* START *

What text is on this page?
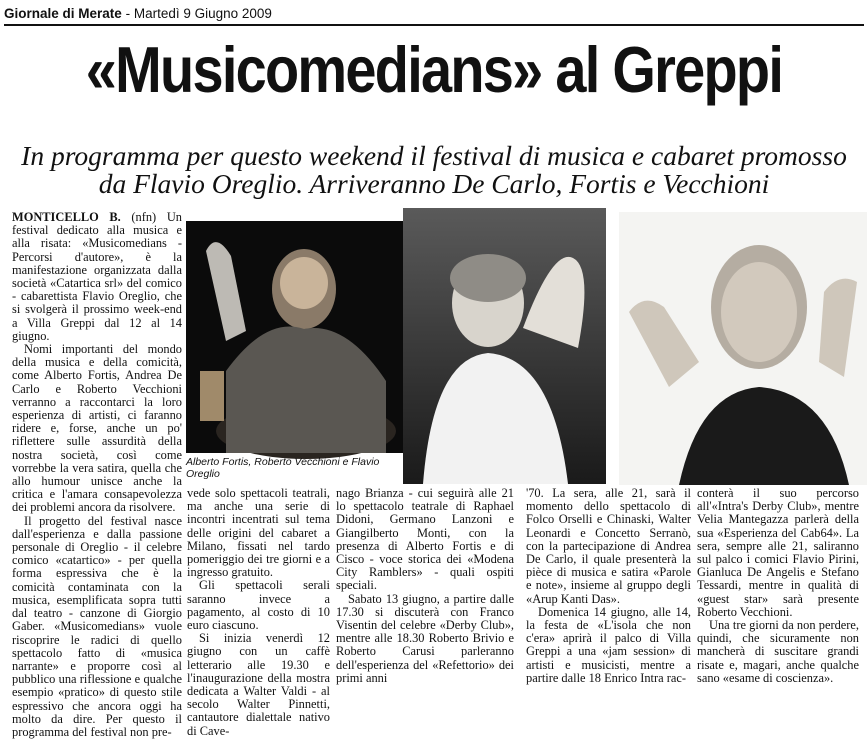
Giornale di Merate - Martedì 9 Giugno 2009
«Musicomedians» al Greppi
In programma per questo weekend il festival di musica e cabaret promosso da Flavio Oreglio. Arriveranno De Carlo, Fortis e Vecchioni

MONTICELLO B. (nfn) Un festival dedicato alla musica e alla risata: «Musicomedians - Percorsi d'autore», è la manifestazione organizzata dalla società «Catartica srl» del comico - cabarettista Flavio Oreglio, che si svolgerà il prossimo week-end a Villa Greppi dal 12 al 14 giugno.

Nomi importanti del mondo della musica e della comicità, come Alberto Fortis, Andrea De Carlo e Roberto Vecchioni verranno a raccontarci la loro esperienza di artisti, ci faranno ridere e, forse, anche un po' riflettere sulle assurdità della nostra società, così come vorrebbe la vera satira, quella che allo humour unisce anche la critica e l'amara consapevolezza dei problemi ancora da risolvere.

Il progetto del festival nasce dall'esperienza e dalla passione personale di Oreglio - il celebre comico «catartico» - per quella forma espressiva che è la comicità contaminata con la musica, esemplificata sopra tutti dal teatro - canzone di Giorgio Gaber. «Musicomedians» vuole riscoprire le radici di quello spettacolo fatto di «musica narrante» e proporre così al pubblico una riflessione e qualche esempio «pratico» di questo stile espressivo che ancora oggi ha molto da dire. Per questo il programma del festival non pre-

Alberto Fortis, Roberto Vecchioni e Flavio Oreglio

vede solo spettacoli teatrali, ma anche una serie di incontri incentrati sul tema delle origini del cabaret a Milano, fissati nel tardo pomeriggio dei tre giorni e a ingresso gratuito.

Gli spettacoli serali saranno invece a pagamento, al costo di 10 euro ciascuno.

Si inizia venerdì 12 giugno con un caffè letterario alle 19.30 e l'inaugurazione della mostra dedicata a Walter Valdi - al secolo Walter Pinnetti, cantautore dialettale nativo di Cave-

nago Brianza - cui seguirà alle 21 lo spettacolo teatrale di Raphael Didoni, Germano Lanzoni e Giangilberto Monti, con la presenza di Alberto Fortis e di Cisco - voce storica dei «Modena City Ramblers» - quali ospiti speciali.

Sabato 13 giugno, a partire dalle 17.30 si discuterà con Franco Visentin del celebre «Derby Club», mentre alle 18.30 Roberto Brivio e Roberto Carusi parleranno dell'esperienza del «Refettorio» dei primi anni

'70. La sera, alle 21, sarà il momento dello spettacolo di Folco Orselli e Chinaski, Walter Leonardi e Concetto Serranò, con la partecipazione di Andrea De Carlo, il quale presenterà la pièce di musica e satira «Parole e note», insieme al gruppo degli «Arup Kanti Das».

Domenica 14 giugno, alle 14, la festa de «L'isola che non c'era» aprirà il palco di Villa Greppi a una «jam session» di artisti e musicisti, mentre a partire dalle 18 Enrico Intra rac-

conterà il suo percorso all'«Intra's Derby Club», mentre Velia Mantegazza parlerà della sua «Esperienza del Cab64». La sera, sempre alle 21, saliranno sul palco i comici Flavio Pirini, Gianluca De Angelis e Stefano Tessardi, mentre in qualità di «guest star» sarà presente Roberto Vecchioni.

Una tre giorni da non perdere, quindi, che sicuramente non mancherà di suscitare grandi risate e, magari, anche qualche sano «esame di coscienza».
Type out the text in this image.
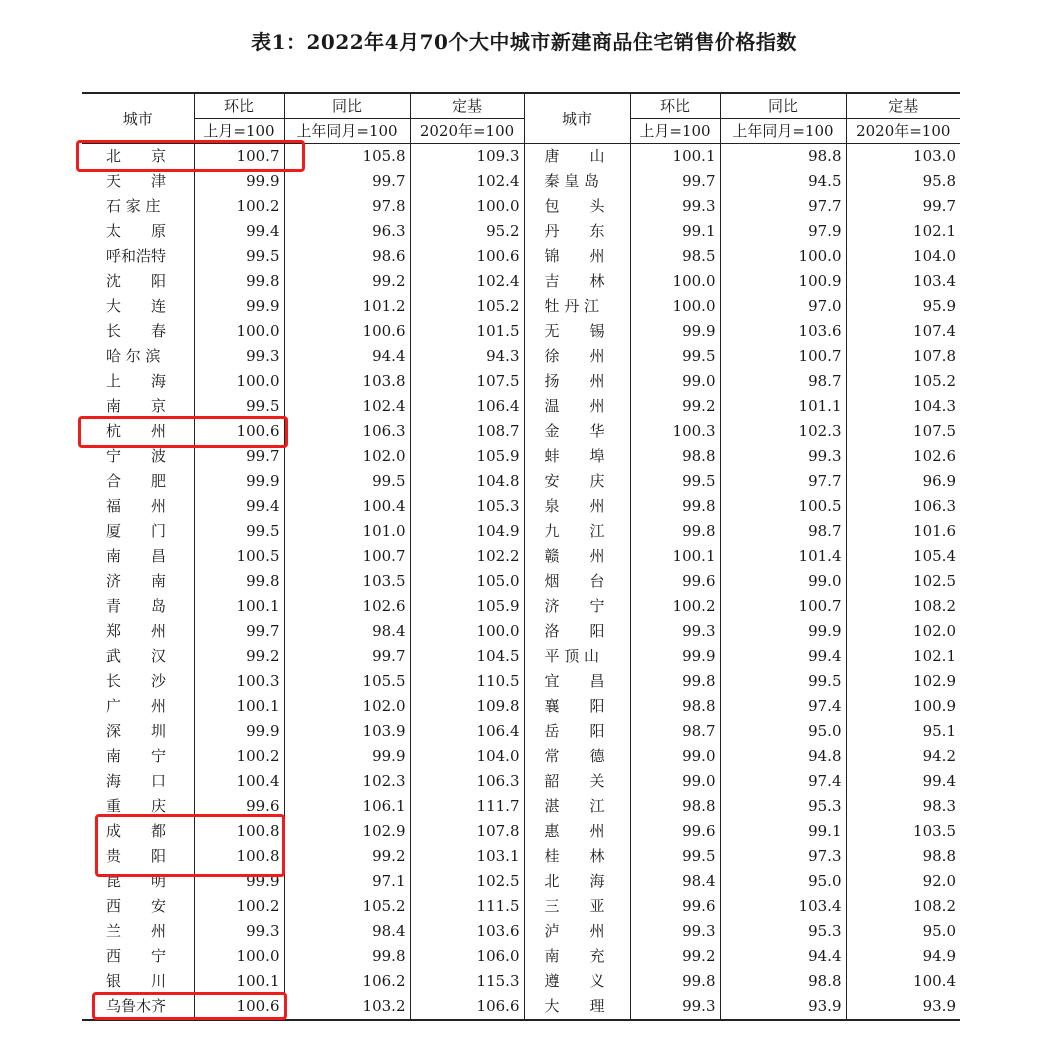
表1：2022年4月70个大中城市新建商品住宅销售价格指数
城市	环比	同比	定基	城市	环比	同比	定基
	上月=100	上年同月=100	2020年=100		上月=100	上年同月=100	2020年=100
北　　京	100.7	105.8	109.3	唐　　山	100.1	98.8	103.0
天　　津	99.9	99.7	102.4	秦 皇 岛	99.7	94.5	95.8
石 家 庄	100.2	97.8	100.0	包　　头	99.3	97.7	99.7
太　　原	99.4	96.3	95.2	丹　　东	99.1	97.9	102.1
呼和浩特	99.5	98.6	100.6	锦　　州	98.5	100.0	104.0
沈　　阳	99.8	99.2	102.4	吉　　林	100.0	100.9	103.4
大　　连	99.9	101.2	105.2	牡 丹 江	100.0	97.0	95.9
长　　春	100.0	100.6	101.5	无　　锡	99.9	103.6	107.4
哈 尔 滨	99.3	94.4	94.3	徐　　州	99.5	100.7	107.8
上　　海	100.0	103.8	107.5	扬　　州	99.0	98.7	105.2
南　　京	99.5	102.4	106.4	温　　州	99.2	101.1	104.3
杭　　州	100.6	106.3	108.7	金　　华	100.3	102.3	107.5
宁　　波	99.7	102.0	105.9	蚌　　埠	98.8	99.3	102.6
合　　肥	99.9	99.5	104.8	安　　庆	99.5	97.7	96.9
福　　州	99.4	100.4	105.3	泉　　州	99.8	100.5	106.3
厦　　门	99.5	101.0	104.9	九　　江	99.8	98.7	101.6
南　　昌	100.5	100.7	102.2	赣　　州	100.1	101.4	105.4
济　　南	99.8	103.5	105.0	烟　　台	99.6	99.0	102.5
青　　岛	100.1	102.6	105.9	济　　宁	100.2	100.7	108.2
郑　　州	99.7	98.4	100.0	洛　　阳	99.3	99.9	102.0
武　　汉	99.2	99.7	104.5	平 顶 山	99.9	99.4	102.1
长　　沙	100.3	105.5	110.5	宜　　昌	99.8	99.5	102.9
广　　州	100.1	102.0	109.8	襄　　阳	98.8	97.4	100.9
深　　圳	99.9	103.9	106.4	岳　　阳	98.7	95.0	95.1
南　　宁	100.2	99.9	104.0	常　　德	99.0	94.8	94.2
海　　口	100.4	102.3	106.3	韶　　关	99.0	97.4	99.4
重　　庆	99.6	106.1	111.7	湛　　江	98.8	95.3	98.3
成　　都	100.8	102.9	107.8	惠　　州	99.6	99.1	103.5
贵　　阳	100.8	99.2	103.1	桂　　林	99.5	97.3	98.8
昆　　明	99.9	97.1	102.5	北　　海	98.4	95.0	92.0
西　　安	100.2	105.2	111.5	三　　亚	99.6	103.4	108.2
兰　　州	99.3	98.4	103.6	泸　　州	99.3	95.3	95.0
西　　宁	100.0	99.8	106.0	南　　充	99.2	94.4	94.9
银　　川	100.1	106.2	115.3	遵　　义	99.8	98.8	100.4
乌鲁木齐	100.6	103.2	106.6	大　　理	99.3	93.9	93.9
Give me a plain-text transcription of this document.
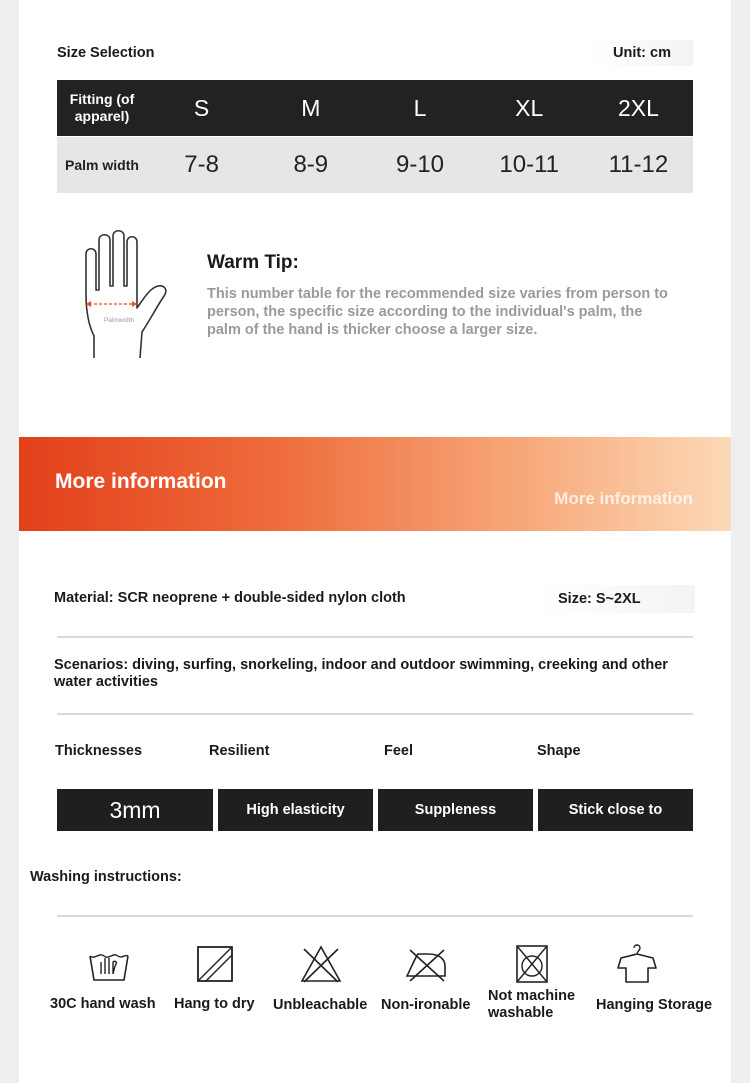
Size Selection	Unit: cm
Fitting (of apparel)	S	M	L	XL	2XL
Palm width	7-8	8-9	9-10	10-11	11-12
Palmwidth
Warm Tip:
This number table for the recommended size varies from person to person, the specific size according to the individual's palm, the palm of the hand is thicker choose a larger size.
More information
More information
Material: SCR neoprene + double-sided nylon cloth	Size: S~2XL
Scenarios: diving, surfing, snorkeling, indoor and outdoor swimming, creeking and other water activities
Thicknesses	Resilient	Feel	Shape
3mm	High elasticity	Suppleness	Stick close to
Washing instructions:
30C hand wash Hang to dry Unbleachable Non-ironable
Not machine washable	Hanging Storage
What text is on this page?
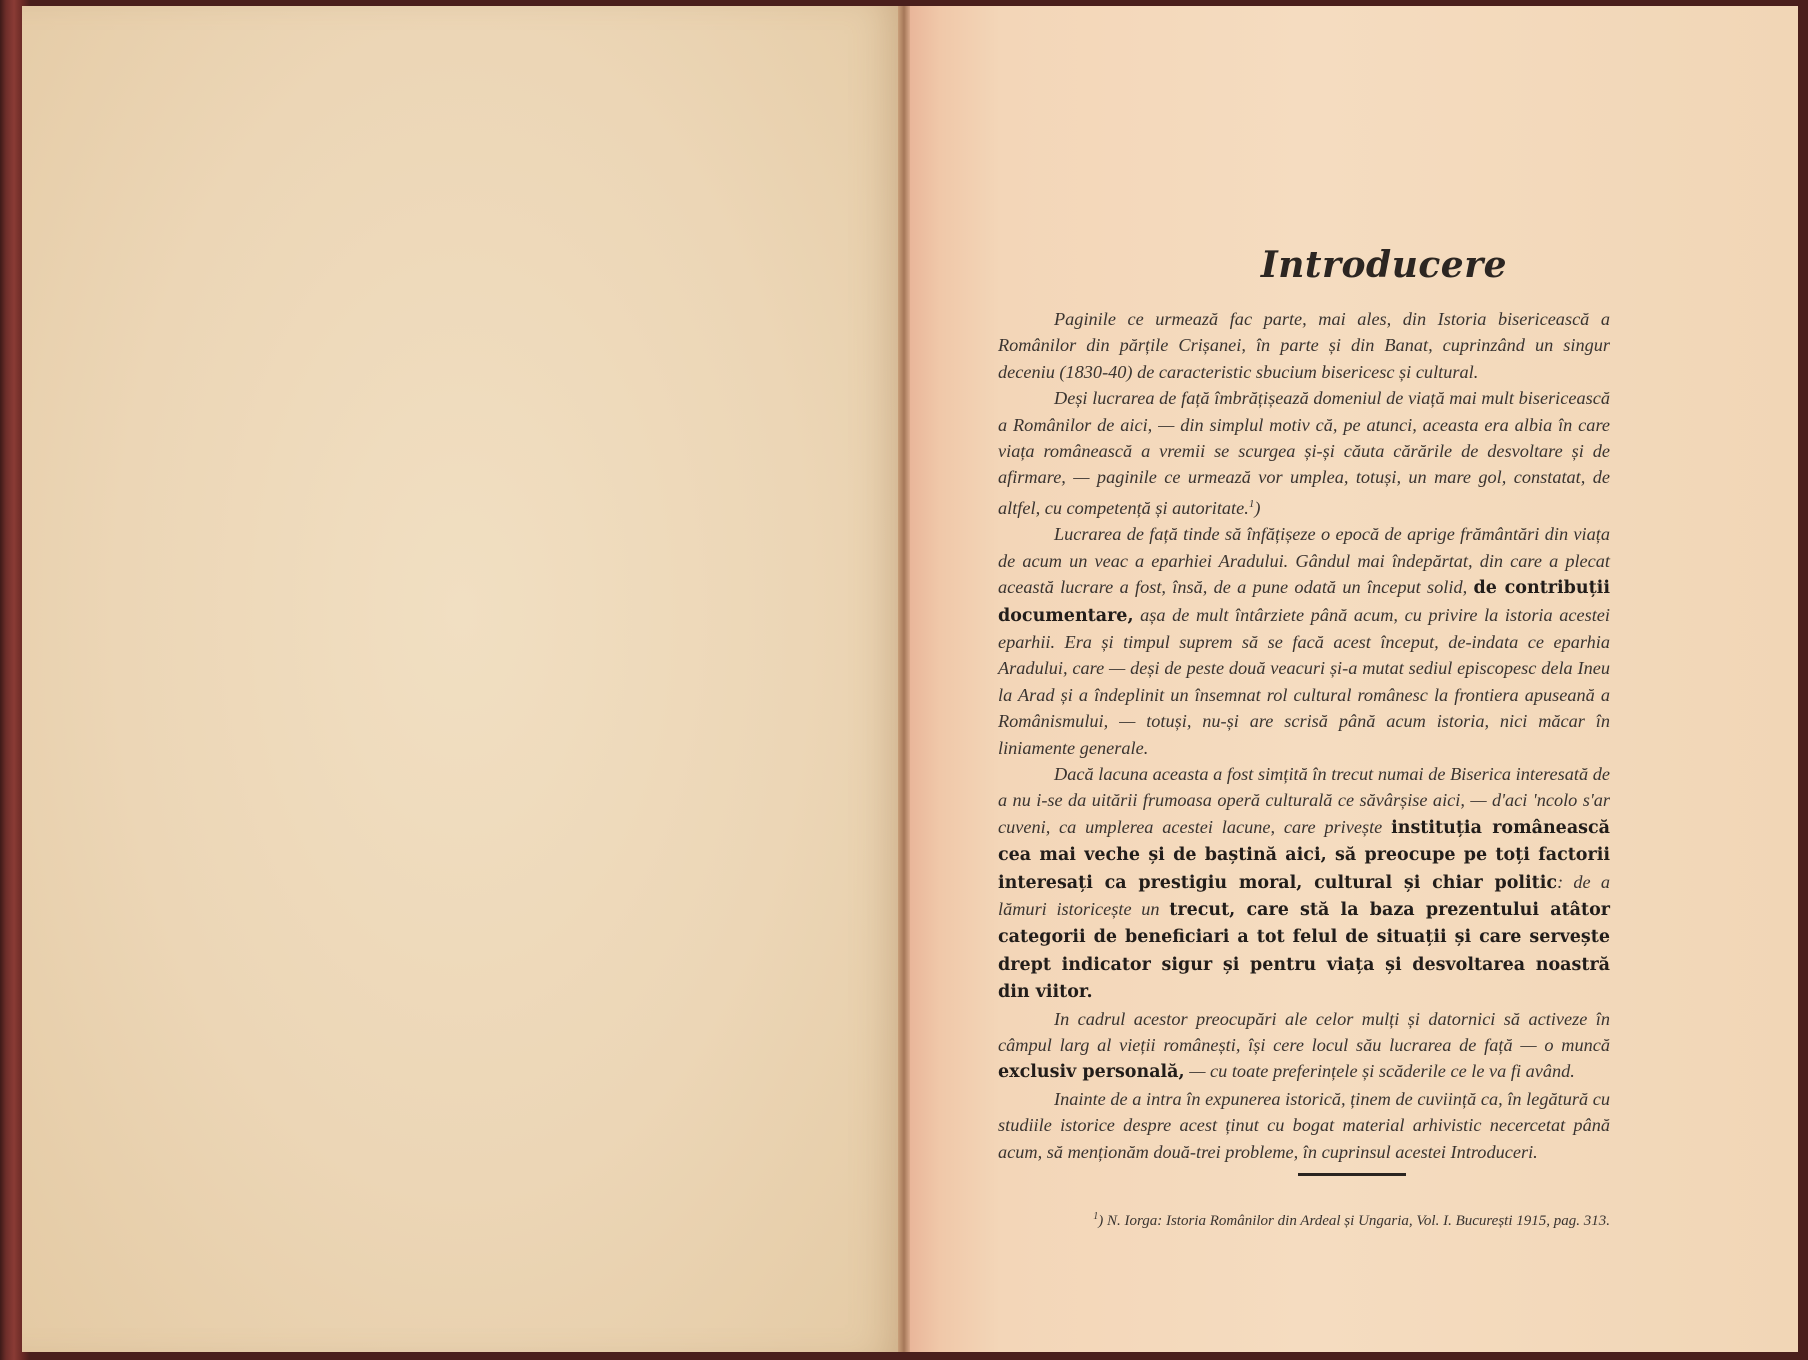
Introducere

Paginile ce urmează fac parte, mai ales, din Istoria bisericească a Românilor din părțile Crișanei, în parte și din Banat, cuprinzând un singur deceniu (1830-40) de caracteristic sbucium bisericesc și cultural.

Deși lucrarea de față îmbrățișează domeniul de viață mai mult bisericească a Românilor de aici, — din simplul motiv că, pe atunci, aceasta era albia în care viața românească a vremii se scurgea și-și căuta cărările de desvoltare și de afirmare, — paginile ce urmează vor umplea, totuși, un mare gol, constatat, de altfel, cu competență și autoritate.$^1$)

Lucrarea de față tinde să înfățișeze o epocă de aprige frământări din viața de acum un veac a eparhiei Aradului. Gândul mai îndepărtat, din care a plecat această lucrare a fost, însă, de a pune odată un început solid, de contribuții documentare, așa de mult întârziete până acum, cu privire la istoria acestei eparhii. Era și timpul suprem să se facă acest început, de-indata ce eparhia Aradului, care — deși de peste două veacuri și-a mutat sediul episcopesc dela Ineu la Arad și a îndeplinit un însemnat rol cultural românesc la frontiera apuseană a Românismului, — totuși, nu-și are scrisă până acum istoria, nici măcar în liniamente generale.

Dacă lacuna aceasta a fost simțită în trecut numai de Biserica interesată de a nu i-se da uitării frumoasa operă culturală ce săvârșise aici, — d'aci 'ncolo s'ar cuveni, ca umplerea acestei lacune, care privește instituția românească cea mai veche și de baștină aici, să preocupe pe toți factorii interesați ca prestigiu moral, cultural și chiar politic: de a lămuri istoricește un trecut, care stă la baza prezentului atâtor categorii de beneficiari a tot felul de situații și care servește drept indicator sigur și pentru viața și desvoltarea noastră din viitor.

In cadrul acestor preocupări ale celor mulți și datornici să activeze în câmpul larg al vieții românești, își cere locul său lucrarea de față — o muncă exclusiv personală, — cu toate preferințele și scăderile ce le va fi având.

Inainte de a intra în expunerea istorică, ținem de cuviință ca, în legătură cu studiile istorice despre acest ținut cu bogat material arhivistic necercetat până acum, să menționăm două-trei probleme, în cuprinsul acestei Introduceri.

$^1$) N. Iorga: Istoria Românilor din Ardeal și Ungaria, Vol. I. București 1915, pag. 313.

* END *

** Task prompt **
In the records above, locate each line with the word "così". Copy all such lines.

** Response to this exercise **
Nomi importanti del mondo della musica e della comicità, come Alberto Fortis, Andrea De Carlo e Roberto Vecchioni verranno a raccontarci la loro esperienza di artisti, ci faranno ridere e, forse, anche un po' riflettere sulle assurdità della nostra società, così come vorrebbe la vera satira, quella che allo humour unisce anche la critica e l'amara consapevolezza dei problemi ancora da risolvere.
Il progetto del festival nasce dall'esperienza e dalla passione personale di Oreglio - il celebre comico «catartico» - per quella forma espressiva che è la comicità contaminata con la musica, esemplificata sopra tutti dal teatro - canzone di Giorgio Gaber. «Musicomedians» vuole riscoprire le radici di quello spettacolo fatto di «musica narrante» e proporre così al pubblico una riflessione e qualche esempio «pratico» di questo stile espressivo che ancora oggi ha molto da dire. Per questo il programma del festival non pre-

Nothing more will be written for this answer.